--- START OF Exercise material ---

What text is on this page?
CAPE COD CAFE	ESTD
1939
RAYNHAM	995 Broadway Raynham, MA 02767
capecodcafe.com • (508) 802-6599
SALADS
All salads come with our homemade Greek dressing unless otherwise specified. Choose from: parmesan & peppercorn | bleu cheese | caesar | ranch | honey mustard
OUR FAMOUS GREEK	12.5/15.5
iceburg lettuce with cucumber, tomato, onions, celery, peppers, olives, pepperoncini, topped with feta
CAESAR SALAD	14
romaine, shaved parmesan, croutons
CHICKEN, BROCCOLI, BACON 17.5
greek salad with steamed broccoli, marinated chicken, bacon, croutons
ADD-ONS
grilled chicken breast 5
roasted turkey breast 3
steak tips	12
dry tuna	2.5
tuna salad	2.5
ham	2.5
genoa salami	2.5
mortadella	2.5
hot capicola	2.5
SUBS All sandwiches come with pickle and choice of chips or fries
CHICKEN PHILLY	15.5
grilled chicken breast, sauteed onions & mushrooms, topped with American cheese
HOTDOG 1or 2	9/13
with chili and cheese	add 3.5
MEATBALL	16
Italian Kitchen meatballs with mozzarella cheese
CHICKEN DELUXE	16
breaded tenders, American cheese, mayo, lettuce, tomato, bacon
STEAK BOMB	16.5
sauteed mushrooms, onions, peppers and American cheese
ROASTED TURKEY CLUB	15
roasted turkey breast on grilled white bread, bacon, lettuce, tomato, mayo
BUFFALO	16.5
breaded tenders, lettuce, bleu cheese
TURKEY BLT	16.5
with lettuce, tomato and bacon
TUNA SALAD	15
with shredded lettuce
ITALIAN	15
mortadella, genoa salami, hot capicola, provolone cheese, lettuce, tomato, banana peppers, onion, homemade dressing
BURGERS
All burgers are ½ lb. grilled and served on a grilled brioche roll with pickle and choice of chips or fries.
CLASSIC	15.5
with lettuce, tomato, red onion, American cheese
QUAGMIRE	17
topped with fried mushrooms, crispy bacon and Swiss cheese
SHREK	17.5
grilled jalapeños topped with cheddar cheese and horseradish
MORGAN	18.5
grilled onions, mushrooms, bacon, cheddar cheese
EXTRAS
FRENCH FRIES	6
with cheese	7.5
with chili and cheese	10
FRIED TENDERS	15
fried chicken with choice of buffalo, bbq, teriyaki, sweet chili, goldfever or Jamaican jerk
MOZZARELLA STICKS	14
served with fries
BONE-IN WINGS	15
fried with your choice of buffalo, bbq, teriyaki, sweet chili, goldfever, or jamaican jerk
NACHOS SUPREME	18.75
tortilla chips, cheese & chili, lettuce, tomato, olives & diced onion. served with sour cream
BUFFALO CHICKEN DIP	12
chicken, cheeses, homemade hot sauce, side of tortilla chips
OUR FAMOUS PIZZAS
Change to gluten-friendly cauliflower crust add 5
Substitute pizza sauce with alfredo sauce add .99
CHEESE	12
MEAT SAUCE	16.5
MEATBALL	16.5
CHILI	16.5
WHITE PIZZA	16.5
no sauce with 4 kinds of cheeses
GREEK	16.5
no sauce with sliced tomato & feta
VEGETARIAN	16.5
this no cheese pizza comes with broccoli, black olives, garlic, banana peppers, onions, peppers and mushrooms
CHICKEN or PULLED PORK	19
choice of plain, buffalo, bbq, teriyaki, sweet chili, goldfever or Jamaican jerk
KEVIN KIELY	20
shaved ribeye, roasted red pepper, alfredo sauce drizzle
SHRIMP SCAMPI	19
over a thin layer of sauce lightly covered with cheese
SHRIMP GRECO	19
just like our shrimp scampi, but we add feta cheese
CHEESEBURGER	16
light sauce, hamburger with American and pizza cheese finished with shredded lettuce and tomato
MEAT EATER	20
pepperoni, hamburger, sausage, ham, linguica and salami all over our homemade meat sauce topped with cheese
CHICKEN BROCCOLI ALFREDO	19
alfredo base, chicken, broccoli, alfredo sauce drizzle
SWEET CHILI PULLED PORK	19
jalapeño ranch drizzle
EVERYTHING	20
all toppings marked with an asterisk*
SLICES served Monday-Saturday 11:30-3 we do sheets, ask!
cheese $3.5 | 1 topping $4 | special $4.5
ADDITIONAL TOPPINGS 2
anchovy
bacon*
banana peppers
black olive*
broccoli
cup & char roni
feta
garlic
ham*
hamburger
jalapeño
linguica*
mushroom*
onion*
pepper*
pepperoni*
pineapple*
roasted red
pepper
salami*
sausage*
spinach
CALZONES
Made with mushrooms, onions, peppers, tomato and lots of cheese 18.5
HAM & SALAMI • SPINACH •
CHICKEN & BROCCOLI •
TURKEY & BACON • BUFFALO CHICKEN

--- END OF Exercise material ---

Repeat the material above in full, quoting it exactly.

What text is on this page?
CAPE COD CAFE	ESTD
1939
RAYNHAM	995 Broadway Raynham, MA 02767
capecodcafe.com • (508) 802-6599
SALADS
All salads come with our homemade Greek dressing unless otherwise specified. Choose from: parmesan & peppercorn | bleu cheese | caesar | ranch | honey mustard
OUR FAMOUS GREEK	12.5/15.5
iceburg lettuce with cucumber, tomato, onions, celery, peppers, olives, pepperoncini, topped with feta
CAESAR SALAD	14
romaine, shaved parmesan, croutons
CHICKEN, BROCCOLI, BACON 17.5
greek salad with steamed broccoli, marinated chicken, bacon, croutons
ADD-ONS
grilled chicken breast 5
roasted turkey breast 3
steak tips	12
dry tuna	2.5
tuna salad	2.5
ham	2.5
genoa salami	2.5
mortadella	2.5
hot capicola	2.5
SUBS All sandwiches come with pickle and choice of chips or fries
CHICKEN PHILLY	15.5
grilled chicken breast, sauteed onions & mushrooms, topped with American cheese
HOTDOG 1or 2	9/13
with chili and cheese	add 3.5
MEATBALL	16
Italian Kitchen meatballs with mozzarella cheese
CHICKEN DELUXE	16
breaded tenders, American cheese, mayo, lettuce, tomato, bacon
STEAK BOMB	16.5
sauteed mushrooms, onions, peppers and American cheese
ROASTED TURKEY CLUB	15
roasted turkey breast on grilled white bread, bacon, lettuce, tomato, mayo
BUFFALO	16.5
breaded tenders, lettuce, bleu cheese
TURKEY BLT	16.5
with lettuce, tomato and bacon
TUNA SALAD	15
with shredded lettuce
ITALIAN	15
mortadella, genoa salami, hot capicola, provolone cheese, lettuce, tomato, banana peppers, onion, homemade dressing
BURGERS
All burgers are ½ lb. grilled and served on a grilled brioche roll with pickle and choice of chips or fries.
CLASSIC	15.5
with lettuce, tomato, red onion, American cheese
QUAGMIRE	17
topped with fried mushrooms, crispy bacon and Swiss cheese
SHREK	17.5
grilled jalapeños topped with cheddar cheese and horseradish
MORGAN	18.5
grilled onions, mushrooms, bacon, cheddar cheese
EXTRAS
FRENCH FRIES	6
with cheese	7.5
with chili and cheese	10
FRIED TENDERS	15
fried chicken with choice of buffalo, bbq, teriyaki, sweet chili, goldfever or Jamaican jerk
MOZZARELLA STICKS	14
served with fries
BONE-IN WINGS	15
fried with your choice of buffalo, bbq, teriyaki, sweet chili, goldfever, or jamaican jerk
NACHOS SUPREME	18.75
tortilla chips, cheese & chili, lettuce, tomato, olives & diced onion. served with sour cream
BUFFALO CHICKEN DIP	12
chicken, cheeses, homemade hot sauce, side of tortilla chips
OUR FAMOUS PIZZAS
Change to gluten-friendly cauliflower crust add 5
Substitute pizza sauce with alfredo sauce add .99
CHEESE	12
MEAT SAUCE	16.5
MEATBALL	16.5
CHILI	16.5
WHITE PIZZA	16.5
no sauce with 4 kinds of cheeses
GREEK	16.5
no sauce with sliced tomato & feta
VEGETARIAN	16.5
this no cheese pizza comes with broccoli, black olives, garlic, banana peppers, onions, peppers and mushrooms
CHICKEN or PULLED PORK	19
choice of plain, buffalo, bbq, teriyaki, sweet chili, goldfever or Jamaican jerk
KEVIN KIELY	20
shaved ribeye, roasted red pepper, alfredo sauce drizzle
SHRIMP SCAMPI	19
over a thin layer of sauce lightly covered with cheese
SHRIMP GRECO	19
just like our shrimp scampi, but we add feta cheese
CHEESEBURGER	16
light sauce, hamburger with American and pizza cheese finished with shredded lettuce and tomato
MEAT EATER	20
pepperoni, hamburger, sausage, ham, linguica and salami all over our homemade meat sauce topped with cheese
CHICKEN BROCCOLI ALFREDO	19
alfredo base, chicken, broccoli, alfredo sauce drizzle
SWEET CHILI PULLED PORK	19
jalapeño ranch drizzle
EVERYTHING	20
all toppings marked with an asterisk*
SLICES served Monday-Saturday 11:30-3 we do sheets, ask!
cheese $3.5 | 1 topping $4 | special $4.5
ADDITIONAL TOPPINGS 2
anchovy
bacon*
banana peppers
black olive*
broccoli
cup & char roni
feta
garlic
ham*
hamburger
jalapeño
linguica*
mushroom*
onion*
pepper*
pepperoni*
pineapple*
roasted red
pepper
salami*
sausage*
spinach
CALZONES
Made with mushrooms, onions, peppers, tomato and lots of cheese 18.5
HAM & SALAMI • SPINACH •
CHICKEN & BROCCOLI •
TURKEY & BACON • BUFFALO CHICKEN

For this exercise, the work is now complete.